Saturday, May 19, 2018

Exotic/Disgusting Foods and Beverages Forum--Indian Treats

     This week I'll be discussing four items--three snacks foods (from the MTR company), and one beverage (from Sresta).  These all came from a grocery (Kroger, if my memory serves) in Fuquay-Varina, North Carolina, which apparently has a sizable population of folks with Indian heritage, or at least a lot of people who like that country's cuisine.
    MTR Foods Pvt. Ltd. started out as a restaurant in Bangalore, India, owned and operated by the Maiya family, back in 1924.  In 1975 they expanded into a company which manufactures pre-made and instant food mixes.  Currently they make ready-to-eat curries and rice, gravies, frozen foods, mixes, spices, beverages, snacks, ice cream, and pickles.  In 2007 MTR was bought by the Norwegian company Orkla.  Orkla is an extremely old company, beginning as a pyrite mine in 1654.
     In contrast, Sresta is quite the recent endeavor.  It was started in 2004 by Raj Seelam.  This company's passion is for organic foods, almost to a ridiculous degree.  If you check out the company website, you'll read tons about how chemicals, and pesticides, are bad for food products, for the consumers, and for the farmers who grow the plant ingredients.  Aside from fruit based drinks, often under its 24 Mantra line, Sresta makes flour, breakfast cereal, spices, oils, teas, jams and spreads, honey, nuts and dried fruit, and cookies.

SUPPLIED RECORDS:
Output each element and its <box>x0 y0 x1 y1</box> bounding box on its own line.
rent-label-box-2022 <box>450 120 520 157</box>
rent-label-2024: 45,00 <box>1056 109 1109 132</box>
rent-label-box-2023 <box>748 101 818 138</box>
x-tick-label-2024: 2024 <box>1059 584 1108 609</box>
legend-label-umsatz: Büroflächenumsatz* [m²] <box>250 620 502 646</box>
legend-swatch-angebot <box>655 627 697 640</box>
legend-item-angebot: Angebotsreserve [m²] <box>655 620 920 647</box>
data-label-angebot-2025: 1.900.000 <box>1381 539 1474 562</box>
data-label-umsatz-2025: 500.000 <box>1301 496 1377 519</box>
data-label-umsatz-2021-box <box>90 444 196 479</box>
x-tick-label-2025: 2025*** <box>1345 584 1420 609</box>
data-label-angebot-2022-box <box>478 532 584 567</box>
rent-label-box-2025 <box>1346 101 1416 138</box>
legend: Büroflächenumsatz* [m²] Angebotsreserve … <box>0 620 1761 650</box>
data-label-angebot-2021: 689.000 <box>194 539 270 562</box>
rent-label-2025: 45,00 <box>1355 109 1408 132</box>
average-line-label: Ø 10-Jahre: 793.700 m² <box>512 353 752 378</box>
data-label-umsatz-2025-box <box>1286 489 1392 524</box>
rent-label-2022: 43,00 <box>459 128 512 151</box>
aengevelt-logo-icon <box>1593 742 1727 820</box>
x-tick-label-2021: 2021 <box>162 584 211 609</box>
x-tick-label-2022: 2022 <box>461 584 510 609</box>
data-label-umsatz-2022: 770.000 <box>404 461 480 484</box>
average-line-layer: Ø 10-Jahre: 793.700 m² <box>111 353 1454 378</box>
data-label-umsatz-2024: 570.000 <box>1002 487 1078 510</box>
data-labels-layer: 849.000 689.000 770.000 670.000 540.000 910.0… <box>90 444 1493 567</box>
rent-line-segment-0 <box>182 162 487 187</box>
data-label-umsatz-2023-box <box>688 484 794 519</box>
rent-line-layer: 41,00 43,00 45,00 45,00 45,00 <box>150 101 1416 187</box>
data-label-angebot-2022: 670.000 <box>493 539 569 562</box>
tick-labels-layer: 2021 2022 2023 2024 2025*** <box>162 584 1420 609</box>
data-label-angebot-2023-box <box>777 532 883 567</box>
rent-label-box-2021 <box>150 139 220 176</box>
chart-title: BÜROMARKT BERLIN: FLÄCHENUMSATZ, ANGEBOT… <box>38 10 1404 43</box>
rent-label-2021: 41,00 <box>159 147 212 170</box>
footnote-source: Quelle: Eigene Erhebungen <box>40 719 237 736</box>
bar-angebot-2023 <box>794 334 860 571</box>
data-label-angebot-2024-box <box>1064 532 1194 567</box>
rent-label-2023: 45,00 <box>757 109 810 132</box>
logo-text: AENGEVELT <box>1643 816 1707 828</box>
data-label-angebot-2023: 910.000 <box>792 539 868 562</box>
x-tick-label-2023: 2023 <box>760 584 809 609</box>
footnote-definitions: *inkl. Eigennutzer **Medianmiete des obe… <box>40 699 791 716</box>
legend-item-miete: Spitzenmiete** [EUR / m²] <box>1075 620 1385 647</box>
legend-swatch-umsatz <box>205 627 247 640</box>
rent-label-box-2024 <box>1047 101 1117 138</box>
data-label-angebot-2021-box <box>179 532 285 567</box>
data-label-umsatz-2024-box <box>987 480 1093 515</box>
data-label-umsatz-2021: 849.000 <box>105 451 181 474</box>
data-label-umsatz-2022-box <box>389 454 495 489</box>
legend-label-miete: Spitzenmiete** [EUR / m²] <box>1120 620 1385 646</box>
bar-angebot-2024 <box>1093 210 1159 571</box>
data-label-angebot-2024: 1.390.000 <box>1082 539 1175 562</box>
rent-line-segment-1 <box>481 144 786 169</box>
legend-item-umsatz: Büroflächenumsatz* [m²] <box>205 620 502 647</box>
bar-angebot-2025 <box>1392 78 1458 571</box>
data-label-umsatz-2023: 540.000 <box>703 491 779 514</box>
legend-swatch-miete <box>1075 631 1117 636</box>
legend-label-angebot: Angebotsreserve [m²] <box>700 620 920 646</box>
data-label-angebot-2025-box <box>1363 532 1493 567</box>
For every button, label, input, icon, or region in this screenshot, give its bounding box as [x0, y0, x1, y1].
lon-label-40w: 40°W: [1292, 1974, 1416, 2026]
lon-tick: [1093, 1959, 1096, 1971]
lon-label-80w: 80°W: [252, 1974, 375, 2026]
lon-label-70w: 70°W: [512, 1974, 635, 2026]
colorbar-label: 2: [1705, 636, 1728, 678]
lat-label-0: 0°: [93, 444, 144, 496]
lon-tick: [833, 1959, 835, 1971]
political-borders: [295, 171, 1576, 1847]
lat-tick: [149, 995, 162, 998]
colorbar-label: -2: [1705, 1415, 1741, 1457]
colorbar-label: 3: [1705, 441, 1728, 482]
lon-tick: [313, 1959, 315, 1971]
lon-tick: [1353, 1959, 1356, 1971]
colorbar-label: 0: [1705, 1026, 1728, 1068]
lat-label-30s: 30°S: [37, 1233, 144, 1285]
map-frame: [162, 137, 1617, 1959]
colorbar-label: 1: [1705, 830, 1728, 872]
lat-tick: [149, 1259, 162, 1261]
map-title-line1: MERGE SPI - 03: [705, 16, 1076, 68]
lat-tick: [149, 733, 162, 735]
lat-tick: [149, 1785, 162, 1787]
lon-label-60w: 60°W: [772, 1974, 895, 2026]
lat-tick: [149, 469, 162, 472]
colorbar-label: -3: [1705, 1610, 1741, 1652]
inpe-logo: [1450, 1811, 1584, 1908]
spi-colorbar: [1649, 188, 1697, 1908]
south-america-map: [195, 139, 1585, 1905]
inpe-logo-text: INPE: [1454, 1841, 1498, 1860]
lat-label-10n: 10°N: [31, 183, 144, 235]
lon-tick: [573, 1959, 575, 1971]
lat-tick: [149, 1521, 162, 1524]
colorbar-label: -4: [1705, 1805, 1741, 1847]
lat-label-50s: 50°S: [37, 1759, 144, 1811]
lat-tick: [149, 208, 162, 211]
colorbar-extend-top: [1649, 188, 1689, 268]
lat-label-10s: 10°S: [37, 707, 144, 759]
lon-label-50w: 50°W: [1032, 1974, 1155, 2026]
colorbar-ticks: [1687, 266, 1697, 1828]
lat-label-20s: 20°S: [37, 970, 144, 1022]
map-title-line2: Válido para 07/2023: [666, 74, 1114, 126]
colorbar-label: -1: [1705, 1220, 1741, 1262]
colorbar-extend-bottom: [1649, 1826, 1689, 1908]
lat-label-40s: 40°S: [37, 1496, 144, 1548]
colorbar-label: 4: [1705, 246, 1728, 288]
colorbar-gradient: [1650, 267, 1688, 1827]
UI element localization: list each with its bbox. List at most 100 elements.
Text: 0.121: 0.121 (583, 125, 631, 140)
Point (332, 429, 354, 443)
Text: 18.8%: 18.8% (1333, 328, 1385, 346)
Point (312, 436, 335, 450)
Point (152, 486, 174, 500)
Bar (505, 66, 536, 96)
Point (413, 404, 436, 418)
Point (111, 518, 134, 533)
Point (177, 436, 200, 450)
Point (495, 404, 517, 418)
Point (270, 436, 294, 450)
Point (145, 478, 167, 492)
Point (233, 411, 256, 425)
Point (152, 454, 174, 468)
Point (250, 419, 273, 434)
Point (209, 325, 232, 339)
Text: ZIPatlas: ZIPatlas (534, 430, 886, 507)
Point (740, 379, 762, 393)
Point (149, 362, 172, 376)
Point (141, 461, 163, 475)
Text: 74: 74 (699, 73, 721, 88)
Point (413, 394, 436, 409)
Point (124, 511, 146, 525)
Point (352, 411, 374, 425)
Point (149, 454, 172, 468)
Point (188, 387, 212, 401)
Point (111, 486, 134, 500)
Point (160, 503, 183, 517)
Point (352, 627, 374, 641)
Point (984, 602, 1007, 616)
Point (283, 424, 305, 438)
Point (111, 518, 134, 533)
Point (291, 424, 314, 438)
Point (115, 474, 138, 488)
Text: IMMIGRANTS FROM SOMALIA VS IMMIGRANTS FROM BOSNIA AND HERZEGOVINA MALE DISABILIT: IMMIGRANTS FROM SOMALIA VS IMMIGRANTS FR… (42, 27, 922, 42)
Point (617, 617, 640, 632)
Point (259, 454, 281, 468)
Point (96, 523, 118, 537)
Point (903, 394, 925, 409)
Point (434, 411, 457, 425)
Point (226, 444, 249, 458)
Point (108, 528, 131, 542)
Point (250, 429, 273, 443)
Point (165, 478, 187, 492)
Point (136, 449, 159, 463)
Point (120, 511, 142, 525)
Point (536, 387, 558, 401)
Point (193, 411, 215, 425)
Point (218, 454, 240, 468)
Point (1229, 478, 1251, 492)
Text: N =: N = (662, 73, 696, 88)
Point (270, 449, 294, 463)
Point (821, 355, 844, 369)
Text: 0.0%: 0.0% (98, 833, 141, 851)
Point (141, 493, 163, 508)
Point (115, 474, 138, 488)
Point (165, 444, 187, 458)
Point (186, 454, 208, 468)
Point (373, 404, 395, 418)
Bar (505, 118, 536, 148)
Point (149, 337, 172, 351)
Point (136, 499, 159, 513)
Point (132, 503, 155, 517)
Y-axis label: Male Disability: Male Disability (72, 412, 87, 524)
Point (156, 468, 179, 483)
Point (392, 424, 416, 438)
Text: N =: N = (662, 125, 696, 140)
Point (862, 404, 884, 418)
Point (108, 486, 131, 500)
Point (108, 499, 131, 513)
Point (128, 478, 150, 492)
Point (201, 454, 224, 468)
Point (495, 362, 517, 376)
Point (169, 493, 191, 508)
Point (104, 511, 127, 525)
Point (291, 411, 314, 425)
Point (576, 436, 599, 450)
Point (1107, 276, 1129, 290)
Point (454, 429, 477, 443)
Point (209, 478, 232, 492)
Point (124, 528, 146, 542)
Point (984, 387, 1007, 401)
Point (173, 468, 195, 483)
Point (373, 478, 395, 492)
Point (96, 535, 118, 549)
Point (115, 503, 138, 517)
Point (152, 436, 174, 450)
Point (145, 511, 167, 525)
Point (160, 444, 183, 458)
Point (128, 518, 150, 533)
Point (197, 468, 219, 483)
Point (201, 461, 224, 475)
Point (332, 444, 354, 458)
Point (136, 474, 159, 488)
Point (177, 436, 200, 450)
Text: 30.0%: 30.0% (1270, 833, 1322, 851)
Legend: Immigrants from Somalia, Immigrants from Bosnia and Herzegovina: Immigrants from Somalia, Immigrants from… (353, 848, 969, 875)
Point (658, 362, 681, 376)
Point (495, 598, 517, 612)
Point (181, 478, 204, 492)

REQUEST: According to the post on Indian treats, why does the writer call Sresta a recent endeavor in contrast to the companies described before it? Answer in one to three sentences.

CORRECT RESULT: Sresta was started only in 2004, by Raj Seelam. By contrast, MTR began as the Maiya family's restaurant in Bangalore in 1924, and its owner, Orkla, began as a pyrite mine in 1654.